Directions for this task: From the listing below, extract every line in which the word "Average" appears.
━━━━━ Material to process
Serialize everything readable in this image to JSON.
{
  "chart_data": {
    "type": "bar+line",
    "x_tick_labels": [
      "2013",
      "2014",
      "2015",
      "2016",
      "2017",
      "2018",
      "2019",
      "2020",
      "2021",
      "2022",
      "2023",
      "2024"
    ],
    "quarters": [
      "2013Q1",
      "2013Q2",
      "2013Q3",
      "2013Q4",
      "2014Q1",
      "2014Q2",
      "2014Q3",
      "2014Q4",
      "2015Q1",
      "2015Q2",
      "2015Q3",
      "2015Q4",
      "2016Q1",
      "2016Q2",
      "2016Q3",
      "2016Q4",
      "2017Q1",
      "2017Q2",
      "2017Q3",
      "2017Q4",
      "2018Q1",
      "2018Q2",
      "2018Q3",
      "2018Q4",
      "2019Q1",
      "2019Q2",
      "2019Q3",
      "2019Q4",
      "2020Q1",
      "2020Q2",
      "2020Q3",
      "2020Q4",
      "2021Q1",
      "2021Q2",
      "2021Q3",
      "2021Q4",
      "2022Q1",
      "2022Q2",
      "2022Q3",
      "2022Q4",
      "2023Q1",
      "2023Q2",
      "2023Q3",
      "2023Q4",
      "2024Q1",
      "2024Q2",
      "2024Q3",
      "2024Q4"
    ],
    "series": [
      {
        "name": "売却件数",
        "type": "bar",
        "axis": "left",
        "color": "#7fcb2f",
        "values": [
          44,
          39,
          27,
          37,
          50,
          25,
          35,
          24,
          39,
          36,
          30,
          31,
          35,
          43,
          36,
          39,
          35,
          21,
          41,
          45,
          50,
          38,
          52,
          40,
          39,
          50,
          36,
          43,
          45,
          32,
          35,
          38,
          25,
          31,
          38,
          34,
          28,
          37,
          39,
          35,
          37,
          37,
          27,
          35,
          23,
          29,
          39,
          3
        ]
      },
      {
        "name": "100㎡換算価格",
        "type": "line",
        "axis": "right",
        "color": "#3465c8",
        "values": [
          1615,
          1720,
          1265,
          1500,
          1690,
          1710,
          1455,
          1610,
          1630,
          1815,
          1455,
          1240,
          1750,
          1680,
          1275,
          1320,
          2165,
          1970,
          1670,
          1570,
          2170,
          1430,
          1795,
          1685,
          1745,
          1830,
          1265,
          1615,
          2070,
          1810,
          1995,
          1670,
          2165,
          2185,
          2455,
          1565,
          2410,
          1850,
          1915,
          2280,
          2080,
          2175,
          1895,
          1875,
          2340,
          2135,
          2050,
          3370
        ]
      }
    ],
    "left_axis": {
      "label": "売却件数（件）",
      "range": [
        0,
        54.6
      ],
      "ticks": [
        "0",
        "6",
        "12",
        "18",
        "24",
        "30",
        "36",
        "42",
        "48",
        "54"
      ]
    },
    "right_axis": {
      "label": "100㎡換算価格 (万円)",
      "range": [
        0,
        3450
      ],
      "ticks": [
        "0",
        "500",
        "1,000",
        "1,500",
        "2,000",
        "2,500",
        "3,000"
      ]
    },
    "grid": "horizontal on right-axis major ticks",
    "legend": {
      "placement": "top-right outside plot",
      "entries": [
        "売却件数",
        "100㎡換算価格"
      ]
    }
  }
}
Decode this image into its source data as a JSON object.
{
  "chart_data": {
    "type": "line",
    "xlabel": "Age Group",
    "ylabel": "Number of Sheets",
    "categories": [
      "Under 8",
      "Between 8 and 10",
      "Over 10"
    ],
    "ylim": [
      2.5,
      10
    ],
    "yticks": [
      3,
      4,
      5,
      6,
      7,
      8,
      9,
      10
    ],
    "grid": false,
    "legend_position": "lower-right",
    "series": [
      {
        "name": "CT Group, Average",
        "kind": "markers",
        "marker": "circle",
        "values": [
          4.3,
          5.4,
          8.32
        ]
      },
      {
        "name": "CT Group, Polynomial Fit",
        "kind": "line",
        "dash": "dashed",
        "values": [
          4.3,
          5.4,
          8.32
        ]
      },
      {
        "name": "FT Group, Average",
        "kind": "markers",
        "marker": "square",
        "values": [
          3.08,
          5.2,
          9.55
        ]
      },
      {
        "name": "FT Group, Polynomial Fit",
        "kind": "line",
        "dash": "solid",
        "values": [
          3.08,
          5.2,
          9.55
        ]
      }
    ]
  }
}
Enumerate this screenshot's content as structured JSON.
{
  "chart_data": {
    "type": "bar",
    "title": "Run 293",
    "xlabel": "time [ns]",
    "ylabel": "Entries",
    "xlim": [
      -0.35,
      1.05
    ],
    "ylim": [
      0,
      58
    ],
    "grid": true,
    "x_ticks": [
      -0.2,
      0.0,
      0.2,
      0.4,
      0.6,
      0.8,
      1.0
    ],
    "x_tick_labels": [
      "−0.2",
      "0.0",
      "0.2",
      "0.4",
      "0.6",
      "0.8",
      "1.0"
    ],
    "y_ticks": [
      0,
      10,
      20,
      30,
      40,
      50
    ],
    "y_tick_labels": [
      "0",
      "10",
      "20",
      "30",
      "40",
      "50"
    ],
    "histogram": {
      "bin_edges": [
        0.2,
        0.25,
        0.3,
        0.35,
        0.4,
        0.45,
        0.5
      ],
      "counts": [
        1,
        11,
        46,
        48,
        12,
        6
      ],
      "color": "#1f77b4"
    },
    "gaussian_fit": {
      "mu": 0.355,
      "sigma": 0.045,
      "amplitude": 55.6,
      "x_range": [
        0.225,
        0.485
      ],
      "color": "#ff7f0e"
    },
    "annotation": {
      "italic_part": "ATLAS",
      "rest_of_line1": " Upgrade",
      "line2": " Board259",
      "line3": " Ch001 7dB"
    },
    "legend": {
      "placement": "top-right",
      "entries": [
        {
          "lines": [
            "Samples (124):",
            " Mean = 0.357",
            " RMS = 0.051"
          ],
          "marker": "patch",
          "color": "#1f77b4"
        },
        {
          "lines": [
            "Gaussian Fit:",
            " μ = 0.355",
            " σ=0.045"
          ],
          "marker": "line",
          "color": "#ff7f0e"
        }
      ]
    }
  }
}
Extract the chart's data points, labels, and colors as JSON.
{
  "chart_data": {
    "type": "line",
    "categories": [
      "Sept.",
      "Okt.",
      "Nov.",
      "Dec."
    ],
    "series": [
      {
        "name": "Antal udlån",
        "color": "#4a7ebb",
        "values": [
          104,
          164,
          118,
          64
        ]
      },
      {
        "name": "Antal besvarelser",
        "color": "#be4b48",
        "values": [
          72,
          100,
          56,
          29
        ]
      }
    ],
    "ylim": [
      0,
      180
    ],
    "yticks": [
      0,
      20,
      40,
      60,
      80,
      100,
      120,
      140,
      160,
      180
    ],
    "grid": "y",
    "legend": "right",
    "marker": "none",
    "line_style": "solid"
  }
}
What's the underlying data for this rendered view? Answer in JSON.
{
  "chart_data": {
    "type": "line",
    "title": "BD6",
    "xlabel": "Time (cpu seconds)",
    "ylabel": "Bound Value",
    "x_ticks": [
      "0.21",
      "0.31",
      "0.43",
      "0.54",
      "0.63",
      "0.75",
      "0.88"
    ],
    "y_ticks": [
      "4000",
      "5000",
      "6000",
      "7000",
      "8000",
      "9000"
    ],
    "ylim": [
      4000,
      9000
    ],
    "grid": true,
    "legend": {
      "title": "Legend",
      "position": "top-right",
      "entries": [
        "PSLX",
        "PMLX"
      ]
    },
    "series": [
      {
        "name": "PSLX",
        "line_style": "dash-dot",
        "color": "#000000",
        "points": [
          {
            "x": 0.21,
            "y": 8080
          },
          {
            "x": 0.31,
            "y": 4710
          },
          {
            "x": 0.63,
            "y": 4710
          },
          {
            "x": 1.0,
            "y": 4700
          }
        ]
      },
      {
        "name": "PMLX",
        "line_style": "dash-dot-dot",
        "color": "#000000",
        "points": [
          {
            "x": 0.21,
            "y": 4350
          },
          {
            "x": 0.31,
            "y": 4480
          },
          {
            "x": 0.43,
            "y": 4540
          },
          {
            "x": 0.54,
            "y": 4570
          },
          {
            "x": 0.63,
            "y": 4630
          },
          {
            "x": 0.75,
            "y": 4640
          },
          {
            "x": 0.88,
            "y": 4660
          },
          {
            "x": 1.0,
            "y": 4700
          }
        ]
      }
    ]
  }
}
━━━━━━━━━━
Response to this exercise:
        "name": "CT Group, Average",
        "name": "FT Group, Average",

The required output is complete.